▶ **EXERCISE INSTRUCTIONS**
Extract the text of every entry below exactly; leave images out.

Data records
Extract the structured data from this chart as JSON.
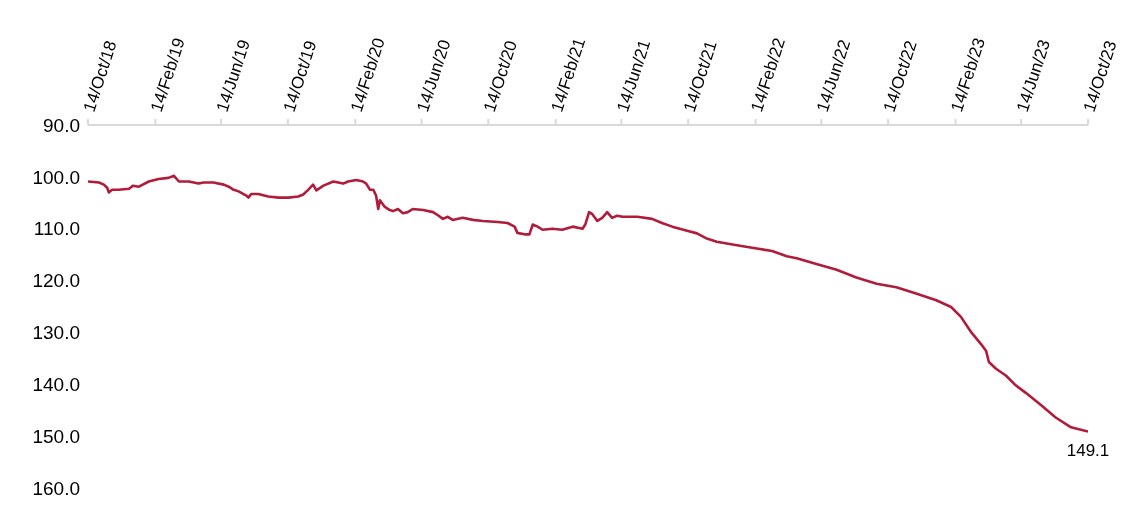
{
  "chart_data": {
    "type": "line",
    "x": [
      "2018-10-14",
      "2018-11-03",
      "2018-11-12",
      "2018-11-18",
      "2018-11-21",
      "2018-11-27",
      "2018-12-09",
      "2018-12-28",
      "2019-01-04",
      "2019-01-15",
      "2019-02-02",
      "2019-02-20",
      "2019-03-10",
      "2019-03-20",
      "2019-03-29",
      "2019-04-16",
      "2019-05-04",
      "2019-05-13",
      "2019-05-31",
      "2019-06-19",
      "2019-06-28",
      "2019-07-07",
      "2019-07-16",
      "2019-07-30",
      "2019-08-03",
      "2019-08-08",
      "2019-08-21",
      "2019-09-08",
      "2019-09-27",
      "2019-10-15",
      "2019-11-02",
      "2019-11-11",
      "2019-11-20",
      "2019-11-29",
      "2019-12-05",
      "2019-12-18",
      "2020-01-05",
      "2020-01-14",
      "2020-01-23",
      "2020-02-01",
      "2020-02-16",
      "2020-02-28",
      "2020-03-05",
      "2020-03-12",
      "2020-03-18",
      "2020-03-23",
      "2020-03-27",
      "2020-03-30",
      "2020-04-08",
      "2020-04-17",
      "2020-04-23",
      "2020-05-02",
      "2020-05-11",
      "2020-05-20",
      "2020-05-29",
      "2020-06-17",
      "2020-07-05",
      "2020-07-14",
      "2020-07-23",
      "2020-08-01",
      "2020-08-10",
      "2020-08-28",
      "2020-09-16",
      "2020-10-04",
      "2020-10-31",
      "2020-11-18",
      "2020-12-01",
      "2020-12-06",
      "2020-12-21",
      "2020-12-28",
      "2021-01-03",
      "2021-01-12",
      "2021-01-21",
      "2021-02-08",
      "2021-02-26",
      "2021-03-17",
      "2021-04-04",
      "2021-04-09",
      "2021-04-16",
      "2021-04-22",
      "2021-05-01",
      "2021-05-10",
      "2021-05-19",
      "2021-05-28",
      "2021-06-06",
      "2021-06-16",
      "2021-07-13",
      "2021-08-09",
      "2021-08-27",
      "2021-09-15",
      "2021-10-12",
      "2021-10-30",
      "2021-11-17",
      "2021-12-05",
      "2022-01-11",
      "2022-02-16",
      "2022-03-16",
      "2022-04-12",
      "2022-04-30",
      "2022-06-05",
      "2022-07-12",
      "2022-08-17",
      "2022-09-23",
      "2022-10-29",
      "2022-12-04",
      "2023-01-10",
      "2023-02-06",
      "2023-02-24",
      "2023-03-15",
      "2023-04-02",
      "2023-04-11",
      "2023-04-16",
      "2023-04-29",
      "2023-05-17",
      "2023-06-04",
      "2023-06-23",
      "2023-07-20",
      "2023-08-16",
      "2023-09-13",
      "2023-10-14"
    ],
    "values": [
      100.9,
      101.1,
      101.5,
      102.1,
      103.0,
      102.5,
      102.5,
      102.3,
      101.7,
      101.9,
      100.9,
      100.4,
      100.2,
      99.8,
      100.9,
      100.9,
      101.3,
      101.1,
      101.1,
      101.5,
      101.9,
      102.5,
      102.8,
      103.6,
      104.0,
      103.3,
      103.3,
      103.8,
      104.0,
      104.0,
      103.8,
      103.4,
      102.5,
      101.5,
      102.6,
      101.7,
      100.9,
      101.1,
      101.3,
      100.9,
      100.6,
      100.9,
      101.3,
      102.5,
      102.5,
      103.6,
      106.2,
      104.5,
      105.8,
      106.4,
      106.6,
      106.2,
      107.0,
      106.8,
      106.2,
      106.4,
      106.8,
      107.4,
      108.1,
      107.7,
      108.3,
      107.9,
      108.3,
      108.5,
      108.7,
      108.9,
      109.6,
      110.8,
      111.1,
      111.1,
      109.2,
      109.6,
      110.2,
      110.0,
      110.2,
      109.6,
      110.0,
      109.2,
      106.8,
      107.2,
      108.5,
      107.9,
      106.8,
      107.9,
      107.5,
      107.7,
      107.7,
      108.1,
      108.9,
      109.6,
      110.4,
      110.9,
      111.9,
      112.5,
      113.2,
      113.8,
      114.3,
      115.3,
      115.7,
      116.8,
      117.9,
      119.4,
      120.6,
      121.3,
      122.5,
      123.8,
      125.1,
      127.0,
      130.0,
      132.3,
      133.6,
      135.7,
      137.0,
      138.3,
      140.2,
      141.7,
      144.0,
      146.4,
      148.3,
      149.1
    ],
    "value_labels": [
      null,
      null,
      null,
      null,
      null,
      null,
      null,
      null,
      null,
      null,
      null,
      null,
      null,
      null,
      null,
      null,
      null,
      null,
      null,
      null,
      null,
      null,
      null,
      null,
      null,
      null,
      null,
      null,
      null,
      null,
      null,
      null,
      null,
      null,
      null,
      null,
      null,
      null,
      null,
      null,
      null,
      null,
      null,
      null,
      null,
      null,
      null,
      null,
      null,
      null,
      null,
      null,
      null,
      null,
      null,
      null,
      null,
      null,
      null,
      null,
      null,
      null,
      null,
      null,
      null,
      null,
      null,
      null,
      null,
      null,
      null,
      null,
      null,
      null,
      null,
      null,
      null,
      null,
      null,
      null,
      null,
      null,
      null,
      null,
      null,
      null,
      null,
      null,
      null,
      null,
      null,
      null,
      null,
      null,
      null,
      null,
      null,
      null,
      null,
      null,
      null,
      null,
      null,
      null,
      null,
      null,
      null,
      null,
      null,
      null,
      null,
      null,
      null,
      null,
      null,
      null,
      null,
      null,
      null,
      "149.1"
    ],
    "color": "#b01c3a",
    "xlim": [
      "2018-10-14",
      "2023-10-14"
    ],
    "xticks": [
      {
        "value": "2018-10-14",
        "label": "14/Oct/18"
      },
      {
        "value": "2019-02-14",
        "label": "14/Feb/19"
      },
      {
        "value": "2019-06-14",
        "label": "14/Jun/19"
      },
      {
        "value": "2019-10-14",
        "label": "14/Oct/19"
      },
      {
        "value": "2020-02-14",
        "label": "14/Feb/20"
      },
      {
        "value": "2020-06-14",
        "label": "14/Jun/20"
      },
      {
        "value": "2020-10-14",
        "label": "14/Oct/20"
      },
      {
        "value": "2021-02-14",
        "label": "14/Feb/21"
      },
      {
        "value": "2021-06-14",
        "label": "14/Jun/21"
      },
      {
        "value": "2021-10-14",
        "label": "14/Oct/21"
      },
      {
        "value": "2022-02-14",
        "label": "14/Feb/22"
      },
      {
        "value": "2022-06-14",
        "label": "14/Jun/22"
      },
      {
        "value": "2022-10-14",
        "label": "14/Oct/22"
      },
      {
        "value": "2023-02-14",
        "label": "14/Feb/23"
      },
      {
        "value": "2023-06-14",
        "label": "14/Jun/23"
      },
      {
        "value": "2023-10-14",
        "label": "14/Oct/23"
      }
    ],
    "ylim": [
      160,
      90
    ],
    "yticks": [
      {
        "value": 90,
        "label": "90.0"
      },
      {
        "value": 100,
        "label": "100.0"
      },
      {
        "value": 110,
        "label": "110.0"
      },
      {
        "value": 120,
        "label": "120.0"
      },
      {
        "value": 130,
        "label": "130.0"
      },
      {
        "value": 140,
        "label": "140.0"
      },
      {
        "value": 150,
        "label": "150.0"
      },
      {
        "value": 160,
        "label": "160.0"
      }
    ],
    "grid": false,
    "marker": "none",
    "line_style": "solid"
  }
}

▶ **TASK SOLUTION**
Extract the structured data from this chart as JSON.
{
  "chart_data": {
    "type": "line",
    "x": [
      "2018-10-14",
      "2018-11-03",
      "2018-11-12",
      "2018-11-18",
      "2018-11-21",
      "2018-11-27",
      "2018-12-09",
      "2018-12-28",
      "2019-01-04",
      "2019-01-15",
      "2019-02-02",
      "2019-02-20",
      "2019-03-10",
      "2019-03-20",
      "2019-03-29",
      "2019-04-16",
      "2019-05-04",
      "2019-05-13",
      "2019-05-31",
      "2019-06-19",
      "2019-06-28",
      "2019-07-07",
      "2019-07-16",
      "2019-07-30",
      "2019-08-03",
      "2019-08-08",
      "2019-08-21",
      "2019-09-08",
      "2019-09-27",
      "2019-10-15",
      "2019-11-02",
      "2019-11-11",
      "2019-11-20",
      "2019-11-29",
      "2019-12-05",
      "2019-12-18",
      "2020-01-05",
      "2020-01-14",
      "2020-01-23",
      "2020-02-01",
      "2020-02-16",
      "2020-02-28",
      "2020-03-05",
      "2020-03-12",
      "2020-03-18",
      "2020-03-23",
      "2020-03-27",
      "2020-03-30",
      "2020-04-08",
      "2020-04-17",
      "2020-04-23",
      "2020-05-02",
      "2020-05-11",
      "2020-05-20",
      "2020-05-29",
      "2020-06-17",
      "2020-07-05",
      "2020-07-14",
      "2020-07-23",
      "2020-08-01",
      "2020-08-10",
      "2020-08-28",
      "2020-09-16",
      "2020-10-04",
      "2020-10-31",
      "2020-11-18",
      "2020-12-01",
      "2020-12-06",
      "2020-12-21",
      "2020-12-28",
      "2021-01-03",
      "2021-01-12",
      "2021-01-21",
      "2021-02-08",
      "2021-02-26",
      "2021-03-17",
      "2021-04-04",
      "2021-04-09",
      "2021-04-16",
      "2021-04-22",
      "2021-05-01",
      "2021-05-10",
      "2021-05-19",
      "2021-05-28",
      "2021-06-06",
      "2021-06-16",
      "2021-07-13",
      "2021-08-09",
      "2021-08-27",
      "2021-09-15",
      "2021-10-12",
      "2021-10-30",
      "2021-11-17",
      "2021-12-05",
      "2022-01-11",
      "2022-02-16",
      "2022-03-16",
      "2022-04-12",
      "2022-04-30",
      "2022-06-05",
      "2022-07-12",
      "2022-08-17",
      "2022-09-23",
      "2022-10-29",
      "2022-12-04",
      "2023-01-10",
      "2023-02-06",
      "2023-02-24",
      "2023-03-15",
      "2023-04-02",
      "2023-04-11",
      "2023-04-16",
      "2023-04-29",
      "2023-05-17",
      "2023-06-04",
      "2023-06-23",
      "2023-07-20",
      "2023-08-16",
      "2023-09-13",
      "2023-10-14"
    ],
    "values": [
      100.9,
      101.1,
      101.5,
      102.1,
      103.0,
      102.5,
      102.5,
      102.3,
      101.7,
      101.9,
      100.9,
      100.4,
      100.2,
      99.8,
      100.9,
      100.9,
      101.3,
      101.1,
      101.1,
      101.5,
      101.9,
      102.5,
      102.8,
      103.6,
      104.0,
      103.3,
      103.3,
      103.8,
      104.0,
      104.0,
      103.8,
      103.4,
      102.5,
      101.5,
      102.6,
      101.7,
      100.9,
      101.1,
      101.3,
      100.9,
      100.6,
      100.9,
      101.3,
      102.5,
      102.5,
      103.6,
      106.2,
      104.5,
      105.8,
      106.4,
      106.6,
      106.2,
      107.0,
      106.8,
      106.2,
      106.4,
      106.8,
      107.4,
      108.1,
      107.7,
      108.3,
      107.9,
      108.3,
      108.5,
      108.7,
      108.9,
      109.6,
      110.8,
      111.1,
      111.1,
      109.2,
      109.6,
      110.2,
      110.0,
      110.2,
      109.6,
      110.0,
      109.2,
      106.8,
      107.2,
      108.5,
      107.9,
      106.8,
      107.9,
      107.5,
      107.7,
      107.7,
      108.1,
      108.9,
      109.6,
      110.4,
      110.9,
      111.9,
      112.5,
      113.2,
      113.8,
      114.3,
      115.3,
      115.7,
      116.8,
      117.9,
      119.4,
      120.6,
      121.3,
      122.5,
      123.8,
      125.1,
      127.0,
      130.0,
      132.3,
      133.6,
      135.7,
      137.0,
      138.3,
      140.2,
      141.7,
      144.0,
      146.4,
      148.3,
      149.1
    ],
    "value_labels": [
      null,
      null,
      null,
      null,
      null,
      null,
      null,
      null,
      null,
      null,
      null,
      null,
      null,
      null,
      null,
      null,
      null,
      null,
      null,
      null,
      null,
      null,
      null,
      null,
      null,
      null,
      null,
      null,
      null,
      null,
      null,
      null,
      null,
      null,
      null,
      null,
      null,
      null,
      null,
      null,
      null,
      null,
      null,
      null,
      null,
      null,
      null,
      null,
      null,
      null,
      null,
      null,
      null,
      null,
      null,
      null,
      null,
      null,
      null,
      null,
      null,
      null,
      null,
      null,
      null,
      null,
      null,
      null,
      null,
      null,
      null,
      null,
      null,
      null,
      null,
      null,
      null,
      null,
      null,
      null,
      null,
      null,
      null,
      null,
      null,
      null,
      null,
      null,
      null,
      null,
      null,
      null,
      null,
      null,
      null,
      null,
      null,
      null,
      null,
      null,
      null,
      null,
      null,
      null,
      null,
      null,
      null,
      null,
      null,
      null,
      null,
      null,
      null,
      null,
      null,
      null,
      null,
      null,
      null,
      "149.1"
    ],
    "color": "#b01c3a",
    "xlim": [
      "2018-10-14",
      "2023-10-14"
    ],
    "xticks": [
      {
        "value": "2018-10-14",
        "label": "14/Oct/18"
      },
      {
        "value": "2019-02-14",
        "label": "14/Feb/19"
      },
      {
        "value": "2019-06-14",
        "label": "14/Jun/19"
      },
      {
        "value": "2019-10-14",
        "label": "14/Oct/19"
      },
      {
        "value": "2020-02-14",
        "label": "14/Feb/20"
      },
      {
        "value": "2020-06-14",
        "label": "14/Jun/20"
      },
      {
        "value": "2020-10-14",
        "label": "14/Oct/20"
      },
      {
        "value": "2021-02-14",
        "label": "14/Feb/21"
      },
      {
        "value": "2021-06-14",
        "label": "14/Jun/21"
      },
      {
        "value": "2021-10-14",
        "label": "14/Oct/21"
      },
      {
        "value": "2022-02-14",
        "label": "14/Feb/22"
      },
      {
        "value": "2022-06-14",
        "label": "14/Jun/22"
      },
      {
        "value": "2022-10-14",
        "label": "14/Oct/22"
      },
      {
        "value": "2023-02-14",
        "label": "14/Feb/23"
      },
      {
        "value": "2023-06-14",
        "label": "14/Jun/23"
      },
      {
        "value": "2023-10-14",
        "label": "14/Oct/23"
      }
    ],
    "ylim": [
      160,
      90
    ],
    "yticks": [
      {
        "value": 90,
        "label": "90.0"
      },
      {
        "value": 100,
        "label": "100.0"
      },
      {
        "value": 110,
        "label": "110.0"
      },
      {
        "value": 120,
        "label": "120.0"
      },
      {
        "value": 130,
        "label": "130.0"
      },
      {
        "value": 140,
        "label": "140.0"
      },
      {
        "value": 150,
        "label": "150.0"
      },
      {
        "value": 160,
        "label": "160.0"
      }
    ],
    "grid": false,
    "marker": "none",
    "line_style": "solid"
  }
}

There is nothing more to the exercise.